Task instructions →
All entries below are to be set down again, identical to the source.

>> Begin Material to process

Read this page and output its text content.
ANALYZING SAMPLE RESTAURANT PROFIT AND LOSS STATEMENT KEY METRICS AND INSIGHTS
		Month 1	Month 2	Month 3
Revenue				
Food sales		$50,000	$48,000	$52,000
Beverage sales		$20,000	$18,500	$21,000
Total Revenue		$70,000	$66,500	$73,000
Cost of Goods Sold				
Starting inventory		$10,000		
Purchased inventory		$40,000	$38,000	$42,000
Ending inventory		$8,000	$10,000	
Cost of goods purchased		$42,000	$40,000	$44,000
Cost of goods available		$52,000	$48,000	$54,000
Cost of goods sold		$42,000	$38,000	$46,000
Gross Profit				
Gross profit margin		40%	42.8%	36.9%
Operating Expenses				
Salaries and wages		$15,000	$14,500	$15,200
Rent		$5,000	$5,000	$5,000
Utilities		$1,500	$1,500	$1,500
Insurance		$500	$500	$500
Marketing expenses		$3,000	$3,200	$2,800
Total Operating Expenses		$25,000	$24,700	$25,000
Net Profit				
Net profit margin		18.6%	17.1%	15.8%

>> End Material to process

Exercise result →
Read this page and output its text content.
ANALYZING SAMPLE RESTAURANT PROFIT AND LOSS STATEMENT KEY METRICS AND INSIGHTS
		Month 1	Month 2	Month 3
Revenue				
Food sales		$50,000	$48,000	$52,000
Beverage sales		$20,000	$18,500	$21,000
Total Revenue		$70,000	$66,500	$73,000
Cost of Goods Sold				
Starting inventory		$10,000		
Purchased inventory		$40,000	$38,000	$42,000
Ending inventory		$8,000	$10,000	
Cost of goods purchased		$42,000	$40,000	$44,000
Cost of goods available		$52,000	$48,000	$54,000
Cost of goods sold		$42,000	$38,000	$46,000
Gross Profit				
Gross profit margin		40%	42.8%	36.9%
Operating Expenses				
Salaries and wages		$15,000	$14,500	$15,200
Rent		$5,000	$5,000	$5,000
Utilities		$1,500	$1,500	$1,500
Insurance		$500	$500	$500
Marketing expenses		$3,000	$3,200	$2,800
Total Operating Expenses		$25,000	$24,700	$25,000
Net Profit				
Net profit margin		18.6%	17.1%	15.8%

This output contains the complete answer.